= TASK =
Pick out all lines with the word "необязательное" from the records that follow.

= DATA SUPPLIED =

┌────────

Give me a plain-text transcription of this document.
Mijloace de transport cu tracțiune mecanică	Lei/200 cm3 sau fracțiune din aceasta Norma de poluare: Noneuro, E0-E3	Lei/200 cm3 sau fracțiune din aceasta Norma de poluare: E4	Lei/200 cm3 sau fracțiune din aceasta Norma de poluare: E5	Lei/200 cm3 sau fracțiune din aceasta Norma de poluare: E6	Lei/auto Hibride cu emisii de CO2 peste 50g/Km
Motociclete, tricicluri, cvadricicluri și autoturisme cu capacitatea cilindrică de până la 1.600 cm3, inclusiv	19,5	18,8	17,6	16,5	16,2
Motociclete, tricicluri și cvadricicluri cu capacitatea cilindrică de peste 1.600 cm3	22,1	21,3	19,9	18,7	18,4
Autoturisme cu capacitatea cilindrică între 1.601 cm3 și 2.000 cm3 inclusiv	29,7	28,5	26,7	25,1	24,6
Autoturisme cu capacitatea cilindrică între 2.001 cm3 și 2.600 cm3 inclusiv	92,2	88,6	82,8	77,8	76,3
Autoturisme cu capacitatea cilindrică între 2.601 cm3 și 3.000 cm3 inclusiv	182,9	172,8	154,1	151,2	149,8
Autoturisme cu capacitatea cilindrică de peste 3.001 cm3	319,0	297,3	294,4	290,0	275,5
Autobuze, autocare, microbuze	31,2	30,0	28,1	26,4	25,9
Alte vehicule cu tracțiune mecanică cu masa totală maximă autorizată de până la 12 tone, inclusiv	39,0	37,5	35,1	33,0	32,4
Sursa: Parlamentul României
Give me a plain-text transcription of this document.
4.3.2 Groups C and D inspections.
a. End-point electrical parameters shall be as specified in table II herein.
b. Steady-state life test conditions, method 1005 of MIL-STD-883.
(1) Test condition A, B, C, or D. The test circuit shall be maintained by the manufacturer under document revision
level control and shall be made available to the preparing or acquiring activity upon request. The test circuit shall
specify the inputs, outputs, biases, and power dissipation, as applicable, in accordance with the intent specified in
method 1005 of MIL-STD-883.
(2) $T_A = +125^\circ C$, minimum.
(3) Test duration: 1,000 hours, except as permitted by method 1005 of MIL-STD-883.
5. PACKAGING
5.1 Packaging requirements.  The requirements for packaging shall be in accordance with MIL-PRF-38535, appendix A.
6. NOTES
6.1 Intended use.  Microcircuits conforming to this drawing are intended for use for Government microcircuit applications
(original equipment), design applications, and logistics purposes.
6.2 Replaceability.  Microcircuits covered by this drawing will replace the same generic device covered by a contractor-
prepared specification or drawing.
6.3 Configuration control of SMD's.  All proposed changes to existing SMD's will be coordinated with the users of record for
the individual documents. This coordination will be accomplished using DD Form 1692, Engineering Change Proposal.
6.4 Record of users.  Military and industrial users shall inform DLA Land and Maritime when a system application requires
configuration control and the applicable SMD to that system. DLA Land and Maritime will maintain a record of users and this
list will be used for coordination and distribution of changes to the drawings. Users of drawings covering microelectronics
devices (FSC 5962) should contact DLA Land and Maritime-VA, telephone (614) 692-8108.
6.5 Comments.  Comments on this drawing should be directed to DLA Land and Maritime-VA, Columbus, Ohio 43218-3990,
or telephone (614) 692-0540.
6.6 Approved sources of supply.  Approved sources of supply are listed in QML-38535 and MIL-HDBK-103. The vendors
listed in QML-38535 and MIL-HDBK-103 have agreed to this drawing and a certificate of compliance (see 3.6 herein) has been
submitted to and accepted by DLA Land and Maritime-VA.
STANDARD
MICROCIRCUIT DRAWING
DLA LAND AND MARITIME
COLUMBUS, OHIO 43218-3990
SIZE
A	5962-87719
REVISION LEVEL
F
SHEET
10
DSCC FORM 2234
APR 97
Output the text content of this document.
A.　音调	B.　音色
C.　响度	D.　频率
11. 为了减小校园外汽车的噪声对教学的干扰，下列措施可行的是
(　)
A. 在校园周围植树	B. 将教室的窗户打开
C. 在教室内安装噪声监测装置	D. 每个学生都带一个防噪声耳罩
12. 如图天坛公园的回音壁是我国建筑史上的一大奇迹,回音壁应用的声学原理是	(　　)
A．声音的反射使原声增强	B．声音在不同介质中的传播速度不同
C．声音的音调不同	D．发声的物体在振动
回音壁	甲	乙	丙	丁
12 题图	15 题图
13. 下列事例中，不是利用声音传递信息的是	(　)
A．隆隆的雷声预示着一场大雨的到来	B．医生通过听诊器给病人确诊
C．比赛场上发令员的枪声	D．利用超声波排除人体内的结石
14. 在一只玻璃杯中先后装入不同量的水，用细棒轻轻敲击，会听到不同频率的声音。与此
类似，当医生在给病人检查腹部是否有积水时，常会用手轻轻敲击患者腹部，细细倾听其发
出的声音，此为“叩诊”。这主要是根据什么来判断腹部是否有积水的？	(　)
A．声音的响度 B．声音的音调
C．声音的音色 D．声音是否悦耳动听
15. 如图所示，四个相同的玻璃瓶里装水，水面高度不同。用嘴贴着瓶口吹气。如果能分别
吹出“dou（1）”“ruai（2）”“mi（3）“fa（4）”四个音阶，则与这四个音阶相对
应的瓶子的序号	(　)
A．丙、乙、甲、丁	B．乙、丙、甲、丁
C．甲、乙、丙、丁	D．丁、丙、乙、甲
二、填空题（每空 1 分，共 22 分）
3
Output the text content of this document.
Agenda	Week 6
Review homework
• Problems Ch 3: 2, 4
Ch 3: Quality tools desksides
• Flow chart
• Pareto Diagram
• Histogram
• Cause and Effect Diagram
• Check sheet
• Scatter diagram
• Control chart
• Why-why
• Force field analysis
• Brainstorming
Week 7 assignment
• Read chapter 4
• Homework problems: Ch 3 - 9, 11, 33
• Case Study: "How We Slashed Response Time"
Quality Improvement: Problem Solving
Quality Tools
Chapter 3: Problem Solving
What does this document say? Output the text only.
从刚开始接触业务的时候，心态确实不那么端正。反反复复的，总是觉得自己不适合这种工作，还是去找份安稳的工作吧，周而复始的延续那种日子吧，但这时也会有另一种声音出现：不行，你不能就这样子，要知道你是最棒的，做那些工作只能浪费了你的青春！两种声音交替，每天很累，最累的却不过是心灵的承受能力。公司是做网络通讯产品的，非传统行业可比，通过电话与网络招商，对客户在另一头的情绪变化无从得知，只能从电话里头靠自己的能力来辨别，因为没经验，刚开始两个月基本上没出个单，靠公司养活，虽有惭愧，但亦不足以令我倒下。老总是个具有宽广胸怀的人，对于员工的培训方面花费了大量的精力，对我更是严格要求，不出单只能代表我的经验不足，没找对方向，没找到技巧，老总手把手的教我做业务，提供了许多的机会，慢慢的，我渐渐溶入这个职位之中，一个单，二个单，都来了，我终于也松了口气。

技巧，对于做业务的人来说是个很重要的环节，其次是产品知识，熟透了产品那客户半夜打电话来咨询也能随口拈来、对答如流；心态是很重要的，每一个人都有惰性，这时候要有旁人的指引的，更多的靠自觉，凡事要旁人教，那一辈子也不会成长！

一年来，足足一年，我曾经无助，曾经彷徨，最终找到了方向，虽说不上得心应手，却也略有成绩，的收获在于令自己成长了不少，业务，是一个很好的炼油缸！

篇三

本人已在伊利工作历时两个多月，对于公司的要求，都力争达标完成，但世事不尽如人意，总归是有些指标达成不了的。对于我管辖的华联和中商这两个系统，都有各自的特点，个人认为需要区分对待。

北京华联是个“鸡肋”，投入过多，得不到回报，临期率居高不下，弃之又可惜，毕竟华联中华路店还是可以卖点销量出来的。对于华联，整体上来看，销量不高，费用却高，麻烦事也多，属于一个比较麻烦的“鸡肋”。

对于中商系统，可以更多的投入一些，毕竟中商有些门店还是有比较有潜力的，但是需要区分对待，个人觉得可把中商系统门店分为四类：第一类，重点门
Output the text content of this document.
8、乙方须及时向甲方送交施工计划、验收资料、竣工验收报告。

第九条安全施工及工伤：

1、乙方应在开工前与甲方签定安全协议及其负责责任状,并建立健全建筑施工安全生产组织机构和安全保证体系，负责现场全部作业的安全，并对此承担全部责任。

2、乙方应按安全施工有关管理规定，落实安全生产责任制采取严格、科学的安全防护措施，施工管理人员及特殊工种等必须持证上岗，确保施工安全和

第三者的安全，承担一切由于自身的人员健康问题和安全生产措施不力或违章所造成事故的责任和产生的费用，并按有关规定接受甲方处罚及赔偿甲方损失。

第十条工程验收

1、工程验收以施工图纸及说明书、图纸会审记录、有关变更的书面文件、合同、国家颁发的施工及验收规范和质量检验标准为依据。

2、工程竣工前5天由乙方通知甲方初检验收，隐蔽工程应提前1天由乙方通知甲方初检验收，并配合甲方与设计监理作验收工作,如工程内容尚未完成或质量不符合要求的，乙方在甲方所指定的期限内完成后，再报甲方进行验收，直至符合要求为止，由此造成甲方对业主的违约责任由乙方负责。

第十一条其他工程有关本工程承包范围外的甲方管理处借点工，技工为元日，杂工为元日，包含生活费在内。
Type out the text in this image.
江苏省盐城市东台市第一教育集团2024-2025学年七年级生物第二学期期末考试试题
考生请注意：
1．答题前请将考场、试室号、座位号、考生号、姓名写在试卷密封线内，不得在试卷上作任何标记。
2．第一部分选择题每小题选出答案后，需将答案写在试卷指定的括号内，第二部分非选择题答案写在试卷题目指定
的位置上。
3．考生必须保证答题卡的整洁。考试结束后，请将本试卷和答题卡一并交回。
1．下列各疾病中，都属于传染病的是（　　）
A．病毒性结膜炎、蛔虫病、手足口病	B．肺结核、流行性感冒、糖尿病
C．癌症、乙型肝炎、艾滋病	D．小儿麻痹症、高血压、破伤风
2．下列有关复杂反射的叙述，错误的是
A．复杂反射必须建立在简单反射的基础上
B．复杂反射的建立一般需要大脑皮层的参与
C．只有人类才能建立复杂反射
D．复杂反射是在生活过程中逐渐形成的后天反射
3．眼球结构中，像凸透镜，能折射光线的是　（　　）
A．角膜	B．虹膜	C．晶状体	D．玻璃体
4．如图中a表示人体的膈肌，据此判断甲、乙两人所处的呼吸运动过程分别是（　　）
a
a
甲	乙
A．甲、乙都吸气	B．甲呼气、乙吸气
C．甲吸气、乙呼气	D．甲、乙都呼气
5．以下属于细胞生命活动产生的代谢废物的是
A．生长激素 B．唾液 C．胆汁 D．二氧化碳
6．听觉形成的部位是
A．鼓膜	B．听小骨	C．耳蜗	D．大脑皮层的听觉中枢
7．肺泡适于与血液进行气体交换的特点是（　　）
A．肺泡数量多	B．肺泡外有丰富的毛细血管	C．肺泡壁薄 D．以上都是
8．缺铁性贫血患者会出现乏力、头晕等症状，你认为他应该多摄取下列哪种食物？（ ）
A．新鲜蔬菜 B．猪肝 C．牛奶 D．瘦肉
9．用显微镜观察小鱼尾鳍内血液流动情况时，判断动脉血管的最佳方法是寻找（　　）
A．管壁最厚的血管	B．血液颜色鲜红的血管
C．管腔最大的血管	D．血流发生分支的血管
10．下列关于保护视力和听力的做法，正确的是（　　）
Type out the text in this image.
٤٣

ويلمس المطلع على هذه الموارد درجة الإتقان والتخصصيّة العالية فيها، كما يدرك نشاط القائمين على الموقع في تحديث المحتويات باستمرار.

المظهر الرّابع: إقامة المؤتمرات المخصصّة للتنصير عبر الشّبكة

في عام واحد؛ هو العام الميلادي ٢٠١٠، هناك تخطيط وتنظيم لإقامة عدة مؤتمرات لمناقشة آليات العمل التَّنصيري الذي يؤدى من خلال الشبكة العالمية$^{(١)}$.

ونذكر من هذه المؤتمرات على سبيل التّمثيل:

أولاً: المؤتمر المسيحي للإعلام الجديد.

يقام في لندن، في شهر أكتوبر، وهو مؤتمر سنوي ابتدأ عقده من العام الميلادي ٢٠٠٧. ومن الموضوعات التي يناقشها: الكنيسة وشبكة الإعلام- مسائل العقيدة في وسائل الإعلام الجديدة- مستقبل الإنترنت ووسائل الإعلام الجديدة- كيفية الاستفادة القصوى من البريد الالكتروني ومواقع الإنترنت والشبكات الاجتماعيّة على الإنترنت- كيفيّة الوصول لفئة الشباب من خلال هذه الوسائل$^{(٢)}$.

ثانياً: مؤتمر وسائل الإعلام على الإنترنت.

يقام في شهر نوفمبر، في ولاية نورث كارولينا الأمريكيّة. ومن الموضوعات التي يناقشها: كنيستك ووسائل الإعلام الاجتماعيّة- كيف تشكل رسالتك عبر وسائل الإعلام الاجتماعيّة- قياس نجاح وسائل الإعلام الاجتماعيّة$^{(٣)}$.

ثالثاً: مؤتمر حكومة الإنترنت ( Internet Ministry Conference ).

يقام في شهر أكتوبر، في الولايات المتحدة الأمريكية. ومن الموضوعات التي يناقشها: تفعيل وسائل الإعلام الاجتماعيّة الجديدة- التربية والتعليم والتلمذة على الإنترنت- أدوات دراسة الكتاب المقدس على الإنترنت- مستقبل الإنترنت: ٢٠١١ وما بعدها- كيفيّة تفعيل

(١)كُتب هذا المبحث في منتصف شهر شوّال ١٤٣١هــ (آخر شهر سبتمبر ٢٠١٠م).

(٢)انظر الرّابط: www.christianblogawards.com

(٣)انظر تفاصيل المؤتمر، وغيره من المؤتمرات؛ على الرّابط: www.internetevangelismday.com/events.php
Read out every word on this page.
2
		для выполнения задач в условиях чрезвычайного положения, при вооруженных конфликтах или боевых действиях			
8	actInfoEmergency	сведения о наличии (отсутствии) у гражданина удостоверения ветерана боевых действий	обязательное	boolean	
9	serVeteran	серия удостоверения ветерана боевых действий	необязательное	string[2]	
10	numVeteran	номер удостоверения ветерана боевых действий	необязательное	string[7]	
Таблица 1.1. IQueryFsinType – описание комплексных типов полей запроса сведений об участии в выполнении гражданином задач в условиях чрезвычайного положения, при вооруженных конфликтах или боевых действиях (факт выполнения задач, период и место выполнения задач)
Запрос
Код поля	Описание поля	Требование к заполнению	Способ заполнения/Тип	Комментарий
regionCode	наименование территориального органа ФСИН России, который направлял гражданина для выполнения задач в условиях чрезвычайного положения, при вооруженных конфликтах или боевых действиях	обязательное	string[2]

└────────

= COMPLETE OUTPUT =
9	serVeteran	серия удостоверения ветерана боевых действий	необязательное	string[2]	
10	numVeteran	номер удостоверения ветерана боевых действий	необязательное	string[7]	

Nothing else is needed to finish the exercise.